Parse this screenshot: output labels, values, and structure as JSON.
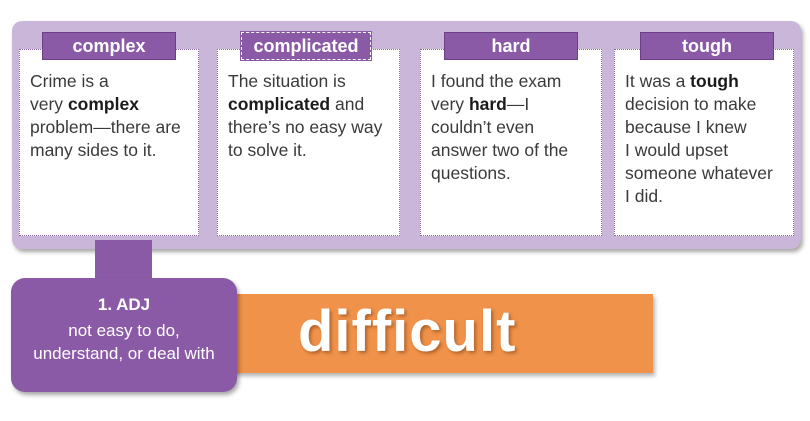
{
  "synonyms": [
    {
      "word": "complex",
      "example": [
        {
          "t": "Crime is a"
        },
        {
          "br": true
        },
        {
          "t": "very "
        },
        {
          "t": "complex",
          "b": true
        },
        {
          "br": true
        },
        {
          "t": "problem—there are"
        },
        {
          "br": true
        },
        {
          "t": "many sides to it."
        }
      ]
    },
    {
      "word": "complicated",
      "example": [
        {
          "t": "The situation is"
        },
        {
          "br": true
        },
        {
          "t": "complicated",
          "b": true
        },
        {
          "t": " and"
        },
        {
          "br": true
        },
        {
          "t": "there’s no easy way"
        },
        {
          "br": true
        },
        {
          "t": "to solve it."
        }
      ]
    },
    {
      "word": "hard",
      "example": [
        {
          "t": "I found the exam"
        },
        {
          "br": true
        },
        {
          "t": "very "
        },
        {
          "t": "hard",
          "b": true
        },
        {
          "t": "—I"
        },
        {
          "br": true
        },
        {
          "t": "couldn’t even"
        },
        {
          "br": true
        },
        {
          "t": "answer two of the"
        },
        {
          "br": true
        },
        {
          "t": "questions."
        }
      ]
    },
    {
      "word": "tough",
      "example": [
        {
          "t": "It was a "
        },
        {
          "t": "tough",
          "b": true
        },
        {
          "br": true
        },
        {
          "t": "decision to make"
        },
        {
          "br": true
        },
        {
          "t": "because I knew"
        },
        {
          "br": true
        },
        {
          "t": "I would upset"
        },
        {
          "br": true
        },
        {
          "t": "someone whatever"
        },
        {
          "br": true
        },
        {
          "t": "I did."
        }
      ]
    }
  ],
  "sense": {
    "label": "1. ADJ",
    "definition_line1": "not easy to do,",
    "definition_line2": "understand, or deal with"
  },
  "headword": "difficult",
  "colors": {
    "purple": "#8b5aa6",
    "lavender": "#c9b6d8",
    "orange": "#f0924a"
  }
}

STATED GOAL ▸ Reproduce each entry precisely, dropping only the pictures.

ANSWER TO THE PROBLEM ▸
Parse this screenshot: output labels, values, and structure as JSON.
{
  "synonyms": [
    {
      "word": "complex",
      "example": [
        {
          "t": "Crime is a"
        },
        {
          "br": true
        },
        {
          "t": "very "
        },
        {
          "t": "complex",
          "b": true
        },
        {
          "br": true
        },
        {
          "t": "problem—there are"
        },
        {
          "br": true
        },
        {
          "t": "many sides to it."
        }
      ]
    },
    {
      "word": "complicated",
      "example": [
        {
          "t": "The situation is"
        },
        {
          "br": true
        },
        {
          "t": "complicated",
          "b": true
        },
        {
          "t": " and"
        },
        {
          "br": true
        },
        {
          "t": "there’s no easy way"
        },
        {
          "br": true
        },
        {
          "t": "to solve it."
        }
      ]
    },
    {
      "word": "hard",
      "example": [
        {
          "t": "I found the exam"
        },
        {
          "br": true
        },
        {
          "t": "very "
        },
        {
          "t": "hard",
          "b": true
        },
        {
          "t": "—I"
        },
        {
          "br": true
        },
        {
          "t": "couldn’t even"
        },
        {
          "br": true
        },
        {
          "t": "answer two of the"
        },
        {
          "br": true
        },
        {
          "t": "questions."
        }
      ]
    },
    {
      "word": "tough",
      "example": [
        {
          "t": "It was a "
        },
        {
          "t": "tough",
          "b": true
        },
        {
          "br": true
        },
        {
          "t": "decision to make"
        },
        {
          "br": true
        },
        {
          "t": "because I knew"
        },
        {
          "br": true
        },
        {
          "t": "I would upset"
        },
        {
          "br": true
        },
        {
          "t": "someone whatever"
        },
        {
          "br": true
        },
        {
          "t": "I did."
        }
      ]
    }
  ],
  "sense": {
    "label": "1. ADJ",
    "definition_line1": "not easy to do,",
    "definition_line2": "understand, or deal with"
  },
  "headword": "difficult",
  "colors": {
    "purple": "#8b5aa6",
    "lavender": "#c9b6d8",
    "orange": "#f0924a"
  }
}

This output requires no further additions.